((
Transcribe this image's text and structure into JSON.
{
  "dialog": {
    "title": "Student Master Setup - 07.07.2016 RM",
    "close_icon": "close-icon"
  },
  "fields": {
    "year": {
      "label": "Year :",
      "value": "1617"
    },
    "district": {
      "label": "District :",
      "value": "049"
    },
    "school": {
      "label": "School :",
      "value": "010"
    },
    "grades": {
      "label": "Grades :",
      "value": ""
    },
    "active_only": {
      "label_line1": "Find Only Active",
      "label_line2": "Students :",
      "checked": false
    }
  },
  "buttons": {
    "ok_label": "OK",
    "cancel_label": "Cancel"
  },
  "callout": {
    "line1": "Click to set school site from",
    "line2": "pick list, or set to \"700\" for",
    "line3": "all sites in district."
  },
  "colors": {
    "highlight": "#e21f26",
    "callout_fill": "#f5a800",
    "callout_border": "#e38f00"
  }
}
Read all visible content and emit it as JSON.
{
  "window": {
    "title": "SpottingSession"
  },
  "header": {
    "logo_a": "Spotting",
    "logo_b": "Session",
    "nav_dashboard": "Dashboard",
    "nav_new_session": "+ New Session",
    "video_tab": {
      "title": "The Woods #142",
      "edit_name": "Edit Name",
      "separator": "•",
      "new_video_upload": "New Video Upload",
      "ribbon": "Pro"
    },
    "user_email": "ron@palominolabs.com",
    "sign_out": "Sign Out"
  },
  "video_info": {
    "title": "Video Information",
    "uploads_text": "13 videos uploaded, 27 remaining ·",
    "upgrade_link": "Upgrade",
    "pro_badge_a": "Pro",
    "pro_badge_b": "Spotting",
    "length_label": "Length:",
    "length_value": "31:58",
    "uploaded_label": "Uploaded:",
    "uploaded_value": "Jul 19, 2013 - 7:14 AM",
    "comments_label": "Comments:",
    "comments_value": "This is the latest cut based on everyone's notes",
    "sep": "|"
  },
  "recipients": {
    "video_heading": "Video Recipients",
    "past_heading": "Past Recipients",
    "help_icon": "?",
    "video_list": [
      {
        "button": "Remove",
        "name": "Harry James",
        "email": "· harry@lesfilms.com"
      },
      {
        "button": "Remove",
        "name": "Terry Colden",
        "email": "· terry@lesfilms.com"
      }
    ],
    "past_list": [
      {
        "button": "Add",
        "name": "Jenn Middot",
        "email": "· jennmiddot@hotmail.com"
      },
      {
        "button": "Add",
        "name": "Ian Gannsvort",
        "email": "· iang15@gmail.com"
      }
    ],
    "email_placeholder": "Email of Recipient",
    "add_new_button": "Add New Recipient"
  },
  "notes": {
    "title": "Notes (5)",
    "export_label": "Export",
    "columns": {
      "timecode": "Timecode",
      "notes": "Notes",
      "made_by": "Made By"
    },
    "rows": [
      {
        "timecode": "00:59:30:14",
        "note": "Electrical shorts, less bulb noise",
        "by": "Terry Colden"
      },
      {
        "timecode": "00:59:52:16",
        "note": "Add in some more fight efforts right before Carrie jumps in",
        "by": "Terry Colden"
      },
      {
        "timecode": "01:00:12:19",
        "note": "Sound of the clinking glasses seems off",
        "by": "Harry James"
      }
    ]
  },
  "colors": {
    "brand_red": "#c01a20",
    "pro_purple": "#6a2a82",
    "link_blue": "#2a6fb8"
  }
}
))
- [What is being asked] Extract, word for word, each line of the listing above.

- [Expected output]
Transcribe this image's text and structure into JSON.
{
  "dialog": {
    "title": "Student Master Setup - 07.07.2016 RM",
    "close_icon": "close-icon"
  },
  "fields": {
    "year": {
      "label": "Year :",
      "value": "1617"
    },
    "district": {
      "label": "District :",
      "value": "049"
    },
    "school": {
      "label": "School :",
      "value": "010"
    },
    "grades": {
      "label": "Grades :",
      "value": ""
    },
    "active_only": {
      "label_line1": "Find Only Active",
      "label_line2": "Students :",
      "checked": false
    }
  },
  "buttons": {
    "ok_label": "OK",
    "cancel_label": "Cancel"
  },
  "callout": {
    "line1": "Click to set school site from",
    "line2": "pick list, or set to \"700\" for",
    "line3": "all sites in district."
  },
  "colors": {
    "highlight": "#e21f26",
    "callout_fill": "#f5a800",
    "callout_border": "#e38f00"
  }
}
Read all visible content and emit it as JSON.
{
  "window": {
    "title": "SpottingSession"
  },
  "header": {
    "logo_a": "Spotting",
    "logo_b": "Session",
    "nav_dashboard": "Dashboard",
    "nav_new_session": "+ New Session",
    "video_tab": {
      "title": "The Woods #142",
      "edit_name": "Edit Name",
      "separator": "•",
      "new_video_upload": "New Video Upload",
      "ribbon": "Pro"
    },
    "user_email": "ron@palominolabs.com",
    "sign_out": "Sign Out"
  },
  "video_info": {
    "title": "Video Information",
    "uploads_text": "13 videos uploaded, 27 remaining ·",
    "upgrade_link": "Upgrade",
    "pro_badge_a": "Pro",
    "pro_badge_b": "Spotting",
    "length_label": "Length:",
    "length_value": "31:58",
    "uploaded_label": "Uploaded:",
    "uploaded_value": "Jul 19, 2013 - 7:14 AM",
    "comments_label": "Comments:",
    "comments_value": "This is the latest cut based on everyone's notes",
    "sep": "|"
  },
  "recipients": {
    "video_heading": "Video Recipients",
    "past_heading": "Past Recipients",
    "help_icon": "?",
    "video_list": [
      {
        "button": "Remove",
        "name": "Harry James",
        "email": "· harry@lesfilms.com"
      },
      {
        "button": "Remove",
        "name": "Terry Colden",
        "email": "· terry@lesfilms.com"
      }
    ],
    "past_list": [
      {
        "button": "Add",
        "name": "Jenn Middot",
        "email": "· jennmiddot@hotmail.com"
      },
      {
        "button": "Add",
        "name": "Ian Gannsvort",
        "email": "· iang15@gmail.com"
      }
    ],
    "email_placeholder": "Email of Recipient",
    "add_new_button": "Add New Recipient"
  },
  "notes": {
    "title": "Notes (5)",
    "export_label": "Export",
    "columns": {
      "timecode": "Timecode",
      "notes": "Notes",
      "made_by": "Made By"
    },
    "rows": [
      {
        "timecode": "00:59:30:14",
        "note": "Electrical shorts, less bulb noise",
        "by": "Terry Colden"
      },
      {
        "timecode": "00:59:52:16",
        "note": "Add in some more fight efforts right before Carrie jumps in",
        "by": "Terry Colden"
      },
      {
        "timecode": "01:00:12:19",
        "note": "Sound of the clinking glasses seems off",
        "by": "Harry James"
      }
    ]
  },
  "colors": {
    "brand_red": "#c01a20",
    "pro_purple": "#6a2a82",
    "link_blue": "#2a6fb8"
  }
}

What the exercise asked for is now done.